▶ **Work instructions**
Count how many lines hold the string "injections", and give only that number.

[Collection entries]
--- begin ---

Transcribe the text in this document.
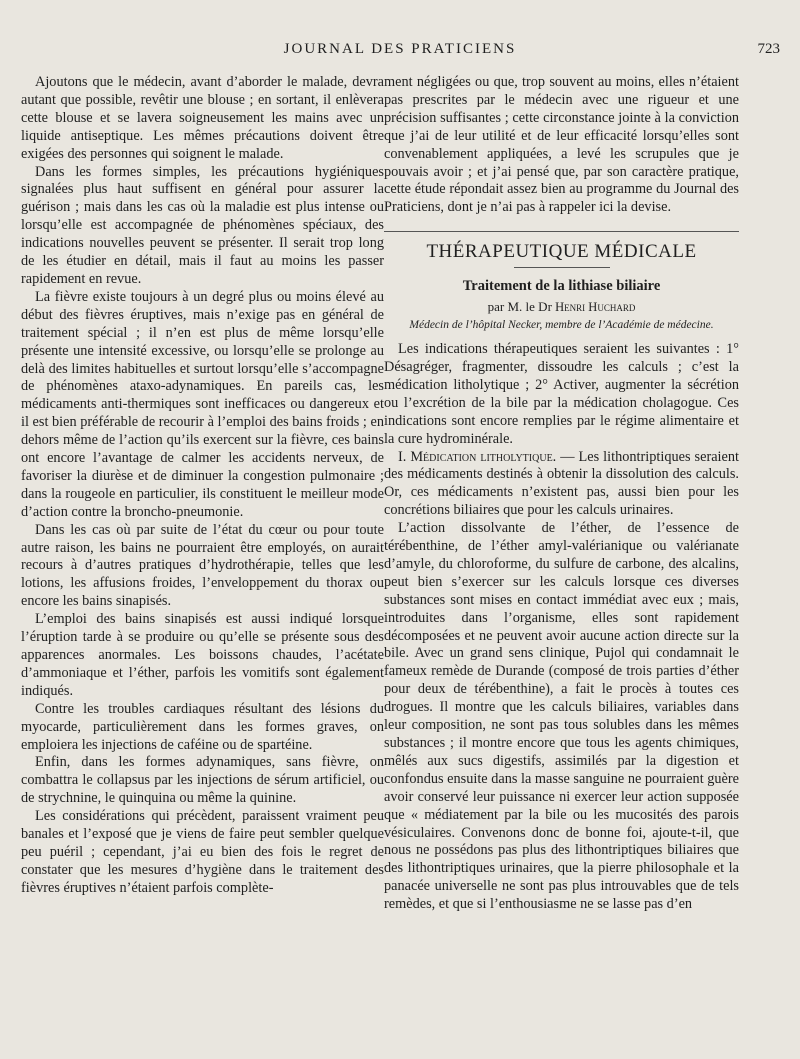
JOURNAL DES PRATICIENS	723

Ajoutons que le médecin, avant d’aborder le malade, devra autant que possible, revêtir une blouse ; en sortant, il enlèvera cette blouse et se lavera soigneusement les mains avec un liquide antiseptique. Les mêmes précautions doivent être exigées des personnes qui soignent le malade.

Dans les formes simples, les précautions hygiéniques signalées plus haut suffisent en général pour assurer la guérison ; mais dans les cas où la maladie est plus intense ou lorsqu’elle est accompagnée de phénomènes spéciaux, des indications nouvelles peuvent se présenter. Il serait trop long de les étudier en détail, mais il faut au moins les passer rapidement en revue.

La fièvre existe toujours à un degré plus ou moins élevé au début des fièvres éruptives, mais n’exige pas en général de traitement spécial ; il n’en est plus de même lorsqu’elle présente une intensité excessive, ou lorsqu’elle se prolonge au delà des limites habituelles et surtout lorsqu’elle s’accompagne de phénomènes ataxo-adynamiques. En pareils cas, les médicaments anti-thermiques sont inefficaces ou dangereux et il est bien préférable de recourir à l’emploi des bains froids ; en dehors même de l’action qu’ils exercent sur la fièvre, ces bains ont encore l’avantage de calmer les accidents nerveux, de favoriser la diurèse et de diminuer la congestion pulmonaire ; dans la rougeole en particulier, ils constituent le meilleur mode d’action contre la broncho-pneumonie.

Dans les cas où par suite de l’état du cœur ou pour toute autre raison, les bains ne pourraient être employés, on aurait recours à d’autres pratiques d’hydrothérapie, telles que les lotions, les affusions froides, l’enveloppement du thorax ou encore les bains sinapisés.

L’emploi des bains sinapisés est aussi indiqué lorsque l’éruption tarde à se produire ou qu’elle se présente sous des apparences anormales. Les boissons chaudes, l’acétate d’ammoniaque et l’éther, parfois les vomitifs sont également indiqués.

Contre les troubles cardiaques résultant des lésions du myocarde, particulièrement dans les formes graves, on emploiera les injections de caféine ou de spartéine.

Enfin, dans les formes adynamiques, sans fièvre, on combattra le collapsus par les injections de sérum artificiel, ou de strychnine, le quinquina ou même la quinine.

Les considérations qui précèdent, paraissent vraiment peu banales et l’exposé que je viens de faire peut sembler quelque peu puéril ; cependant, j’ai eu bien des fois le regret de constater que les mesures d’hygiène dans le traitement des fièvres éruptives n’étaient parfois complète-

ment négligées ou que, trop souvent au moins, elles n’étaient pas prescrites par le médecin avec une rigueur et une précision suffisantes ; cette circonstance jointe à la conviction que j’ai de leur utilité et de leur efficacité lorsqu’elles sont convenablement appliquées, a levé les scrupules que je pouvais avoir ; et j’ai pensé que, par son caractère pratique, cette étude répondait assez bien au programme du Journal des Praticiens, dont je n’ai pas à rappeler ici la devise.

THÉRAPEUTIQUE MÉDICALE
Traitement de la lithiase biliaire
par M. le Dr Henri Huchard
Médecin de l’hôpital Necker, membre de l’Académie de médecine.

Les indications thérapeutiques seraient les suivantes : 1° Désagréger, fragmenter, dissoudre les calculs ; c’est la médication litholytique ; 2° Activer, augmenter la sécrétion ou l’excrétion de la bile par la médication cholagogue. Ces indications sont encore remplies par le régime alimentaire et la cure hydrominérale.

I. Médication litholytique. — Les lithontriptiques seraient des médicaments destinés à obtenir la dissolution des calculs. Or, ces médicaments n’existent pas, aussi bien pour les concrétions biliaires que pour les calculs urinaires.

L’action dissolvante de l’éther, de l’essence de térébenthine, de l’éther amyl-valérianique ou valérianate d’amyle, du chloroforme, du sulfure de carbone, des alcalins, peut bien s’exercer sur les calculs lorsque ces diverses substances sont mises en contact immédiat avec eux ; mais, introduites dans l’organisme, elles sont rapidement décomposées et ne peuvent avoir aucune action directe sur la bile. Avec un grand sens clinique, Pujol qui condamnait le fameux remède de Durande (composé de trois parties d’éther pour deux de térébenthine), a fait le procès à toutes ces drogues. Il montre que les calculs biliaires, variables dans leur composition, ne sont pas tous solubles dans les mêmes substances ; il montre encore que tous les agents chimiques, mêlés aux sucs digestifs, assimilés par la digestion et confondus ensuite dans la masse sanguine ne pourraient guère avoir conservé leur puissance ni exercer leur action supposée que « médiatement par la bile ou les mucosités des parois vésiculaires. Convenons donc de bonne foi, ajoute-t-il, que nous ne possédons pas plus des lithontriptiques biliaires que des lithontriptiques urinaires, que la pierre philosophale et la panacée universelle ne sont pas plus introuvables que de tels remèdes, et que si l’enthousiasme ne se lasse pas d’en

--- end ---

▶ **Exercise response**
2